--- BEGIN ---
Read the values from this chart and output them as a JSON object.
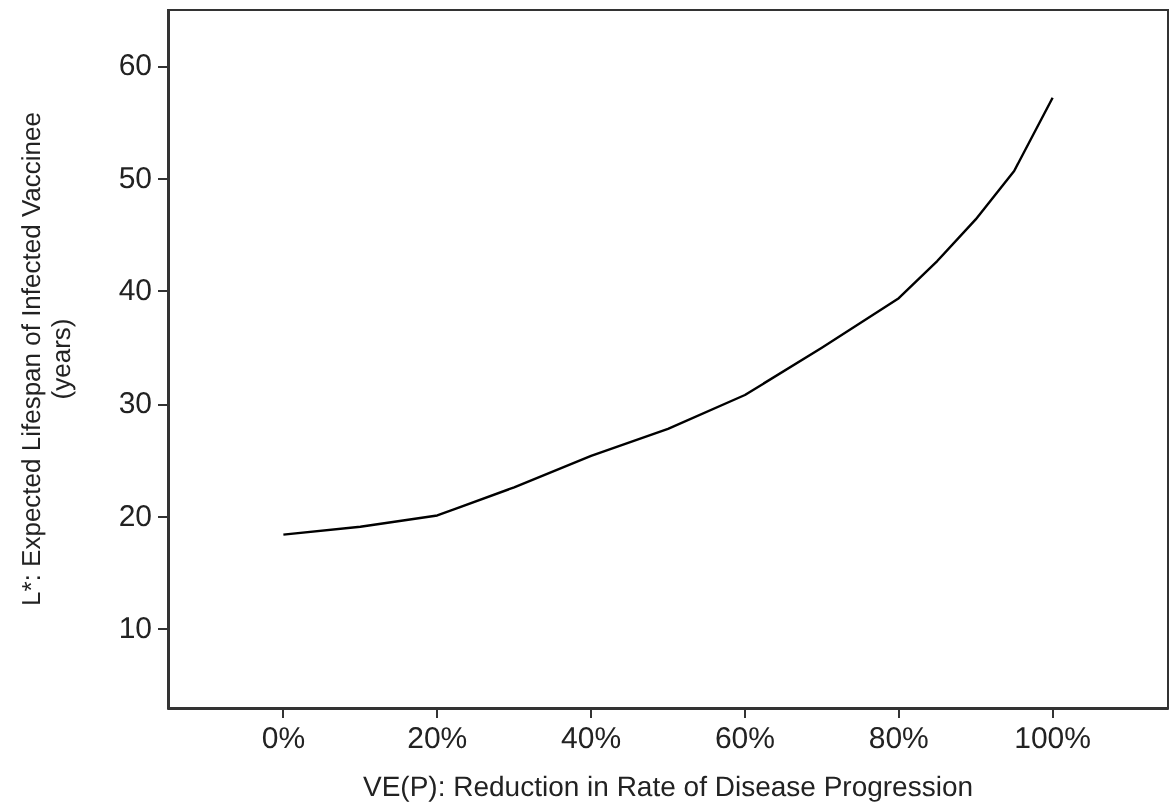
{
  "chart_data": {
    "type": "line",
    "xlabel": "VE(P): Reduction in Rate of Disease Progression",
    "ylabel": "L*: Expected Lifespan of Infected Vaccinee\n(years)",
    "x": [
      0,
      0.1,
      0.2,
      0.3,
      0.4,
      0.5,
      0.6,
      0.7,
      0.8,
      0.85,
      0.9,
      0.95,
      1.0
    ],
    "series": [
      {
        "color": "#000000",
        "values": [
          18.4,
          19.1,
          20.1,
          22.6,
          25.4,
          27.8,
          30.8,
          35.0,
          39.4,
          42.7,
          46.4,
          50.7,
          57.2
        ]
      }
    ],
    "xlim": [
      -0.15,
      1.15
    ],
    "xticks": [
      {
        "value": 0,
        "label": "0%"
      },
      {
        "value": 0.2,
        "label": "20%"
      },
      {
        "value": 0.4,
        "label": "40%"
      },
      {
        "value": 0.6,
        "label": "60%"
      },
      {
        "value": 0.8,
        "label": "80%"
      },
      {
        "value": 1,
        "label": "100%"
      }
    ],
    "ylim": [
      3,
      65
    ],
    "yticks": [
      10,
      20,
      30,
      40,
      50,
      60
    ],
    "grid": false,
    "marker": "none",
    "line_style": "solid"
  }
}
--- END ---
--- BEGIN ---
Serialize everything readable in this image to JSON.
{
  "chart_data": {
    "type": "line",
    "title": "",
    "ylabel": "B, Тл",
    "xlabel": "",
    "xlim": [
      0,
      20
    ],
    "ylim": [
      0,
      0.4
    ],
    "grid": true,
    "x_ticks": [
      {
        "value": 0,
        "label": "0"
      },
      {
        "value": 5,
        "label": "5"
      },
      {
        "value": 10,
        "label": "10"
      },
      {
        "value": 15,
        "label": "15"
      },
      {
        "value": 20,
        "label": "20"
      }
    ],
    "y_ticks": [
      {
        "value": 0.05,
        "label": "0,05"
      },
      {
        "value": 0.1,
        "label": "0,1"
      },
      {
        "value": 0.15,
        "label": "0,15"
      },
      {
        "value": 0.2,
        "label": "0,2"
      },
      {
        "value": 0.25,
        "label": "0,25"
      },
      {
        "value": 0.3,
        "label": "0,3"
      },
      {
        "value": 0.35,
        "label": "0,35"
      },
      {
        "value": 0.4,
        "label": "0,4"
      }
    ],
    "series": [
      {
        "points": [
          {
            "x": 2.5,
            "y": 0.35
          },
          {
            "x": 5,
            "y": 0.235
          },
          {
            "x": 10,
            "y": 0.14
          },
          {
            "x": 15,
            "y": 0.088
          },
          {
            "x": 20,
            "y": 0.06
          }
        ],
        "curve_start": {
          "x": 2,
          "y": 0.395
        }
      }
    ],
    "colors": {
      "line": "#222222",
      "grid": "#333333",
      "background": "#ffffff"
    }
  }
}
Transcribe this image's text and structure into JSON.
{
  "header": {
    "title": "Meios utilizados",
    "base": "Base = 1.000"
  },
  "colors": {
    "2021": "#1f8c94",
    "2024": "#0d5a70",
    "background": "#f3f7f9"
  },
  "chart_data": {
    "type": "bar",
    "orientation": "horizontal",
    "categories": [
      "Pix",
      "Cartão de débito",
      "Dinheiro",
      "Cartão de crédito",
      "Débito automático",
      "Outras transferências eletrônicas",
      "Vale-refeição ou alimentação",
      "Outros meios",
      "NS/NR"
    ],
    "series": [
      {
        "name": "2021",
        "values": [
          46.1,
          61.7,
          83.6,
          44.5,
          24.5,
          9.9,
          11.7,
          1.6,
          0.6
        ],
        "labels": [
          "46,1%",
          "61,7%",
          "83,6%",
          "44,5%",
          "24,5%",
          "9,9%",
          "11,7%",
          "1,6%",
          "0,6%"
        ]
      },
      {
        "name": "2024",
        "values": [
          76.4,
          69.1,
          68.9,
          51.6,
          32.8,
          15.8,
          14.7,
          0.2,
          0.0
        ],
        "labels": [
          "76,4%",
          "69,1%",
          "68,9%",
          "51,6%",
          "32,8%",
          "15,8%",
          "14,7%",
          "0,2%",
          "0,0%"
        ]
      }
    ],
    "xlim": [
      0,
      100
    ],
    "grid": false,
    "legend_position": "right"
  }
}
--- END ---
■ Work to do: From the records above, pull out each line that has "image".

■ Output for this exercise:
Serialize everything readable in this image to JSON.
Transcribe this image's text and structure into JSON.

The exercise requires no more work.